EXERCISE BRIEF
Wherever the string "Keystone" appears, copy the whole line.

[ROWS start]

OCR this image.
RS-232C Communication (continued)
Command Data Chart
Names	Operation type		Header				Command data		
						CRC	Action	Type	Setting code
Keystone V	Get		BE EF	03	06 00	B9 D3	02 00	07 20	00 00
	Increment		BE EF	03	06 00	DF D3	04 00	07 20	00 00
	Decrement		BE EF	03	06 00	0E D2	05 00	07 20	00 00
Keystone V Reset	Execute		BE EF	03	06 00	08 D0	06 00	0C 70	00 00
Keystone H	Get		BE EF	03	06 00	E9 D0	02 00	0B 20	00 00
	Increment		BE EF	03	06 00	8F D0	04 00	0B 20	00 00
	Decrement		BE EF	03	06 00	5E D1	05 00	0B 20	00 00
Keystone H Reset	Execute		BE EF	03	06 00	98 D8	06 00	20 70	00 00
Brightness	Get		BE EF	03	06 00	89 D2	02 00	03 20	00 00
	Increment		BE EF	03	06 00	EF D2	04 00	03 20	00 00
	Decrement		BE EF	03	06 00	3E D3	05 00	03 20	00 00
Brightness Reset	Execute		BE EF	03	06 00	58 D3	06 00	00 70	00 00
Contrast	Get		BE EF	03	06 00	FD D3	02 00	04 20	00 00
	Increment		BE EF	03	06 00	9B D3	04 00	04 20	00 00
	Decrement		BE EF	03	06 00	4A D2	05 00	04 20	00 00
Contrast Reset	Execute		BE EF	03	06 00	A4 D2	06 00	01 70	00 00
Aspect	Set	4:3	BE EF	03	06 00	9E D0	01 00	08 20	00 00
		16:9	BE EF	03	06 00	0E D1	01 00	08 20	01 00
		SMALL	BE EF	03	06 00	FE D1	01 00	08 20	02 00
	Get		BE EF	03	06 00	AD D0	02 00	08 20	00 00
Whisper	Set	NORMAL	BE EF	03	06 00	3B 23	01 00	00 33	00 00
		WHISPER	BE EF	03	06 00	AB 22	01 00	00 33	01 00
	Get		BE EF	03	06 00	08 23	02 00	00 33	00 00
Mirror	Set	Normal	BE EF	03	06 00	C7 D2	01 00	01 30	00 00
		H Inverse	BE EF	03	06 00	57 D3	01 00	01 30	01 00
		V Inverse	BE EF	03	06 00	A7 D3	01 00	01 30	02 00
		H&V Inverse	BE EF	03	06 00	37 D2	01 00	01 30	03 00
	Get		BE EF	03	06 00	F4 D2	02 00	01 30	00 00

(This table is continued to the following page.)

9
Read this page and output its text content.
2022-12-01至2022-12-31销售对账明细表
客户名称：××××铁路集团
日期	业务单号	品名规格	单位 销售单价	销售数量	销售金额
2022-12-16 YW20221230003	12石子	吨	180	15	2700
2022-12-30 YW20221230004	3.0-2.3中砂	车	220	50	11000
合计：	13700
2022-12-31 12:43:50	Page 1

[ROWS end]
[ROWS start]

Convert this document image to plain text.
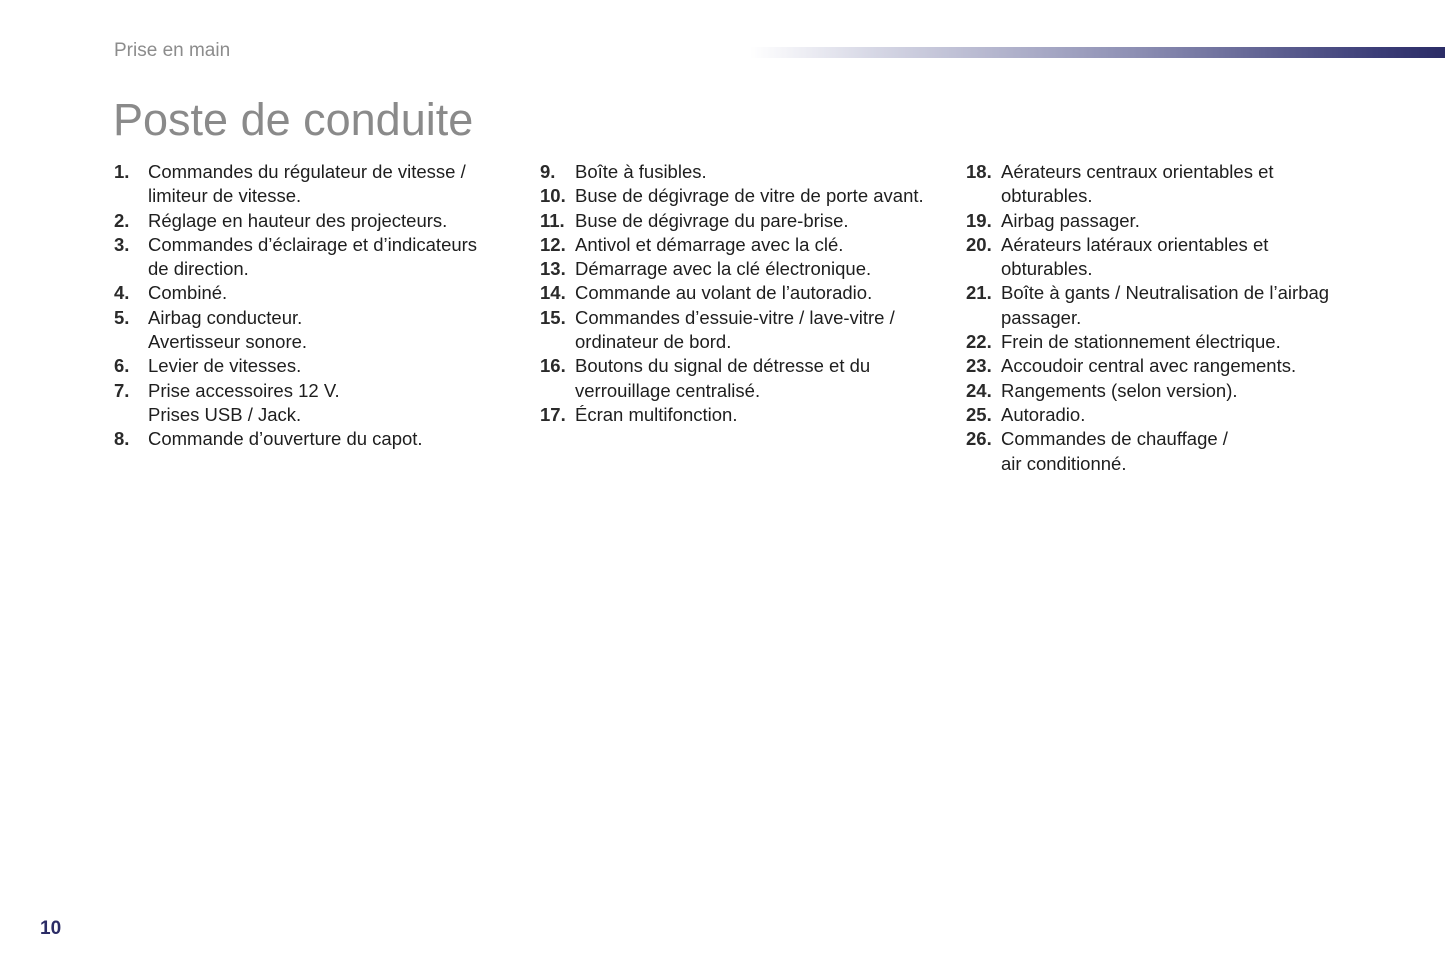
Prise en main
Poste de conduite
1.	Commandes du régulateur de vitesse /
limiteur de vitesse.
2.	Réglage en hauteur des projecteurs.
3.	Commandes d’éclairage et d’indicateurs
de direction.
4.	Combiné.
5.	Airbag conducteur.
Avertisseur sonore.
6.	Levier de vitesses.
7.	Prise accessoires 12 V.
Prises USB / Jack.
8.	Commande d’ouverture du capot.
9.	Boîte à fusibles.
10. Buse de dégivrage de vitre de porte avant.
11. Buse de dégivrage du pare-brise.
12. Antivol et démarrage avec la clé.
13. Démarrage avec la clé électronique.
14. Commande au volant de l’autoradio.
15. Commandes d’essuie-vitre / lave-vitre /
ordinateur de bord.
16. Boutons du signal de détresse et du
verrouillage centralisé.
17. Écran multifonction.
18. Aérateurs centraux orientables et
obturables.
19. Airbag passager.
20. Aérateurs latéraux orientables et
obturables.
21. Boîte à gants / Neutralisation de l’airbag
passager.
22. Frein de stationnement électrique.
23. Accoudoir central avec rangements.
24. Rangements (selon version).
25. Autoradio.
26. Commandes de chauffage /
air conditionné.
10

[ROWS end]

RESULT OF THE EXERCISE
Keystone V	Get		BE EF	03	06 00	B9 D3	02 00	07 20	00 00
Keystone V Reset	Execute		BE EF	03	06 00	08 D0	06 00	0C 70	00 00
Keystone H	Get		BE EF	03	06 00	E9 D0	02 00	0B 20	00 00
Keystone H Reset	Execute		BE EF	03	06 00	98 D8	06 00	20 70	00 00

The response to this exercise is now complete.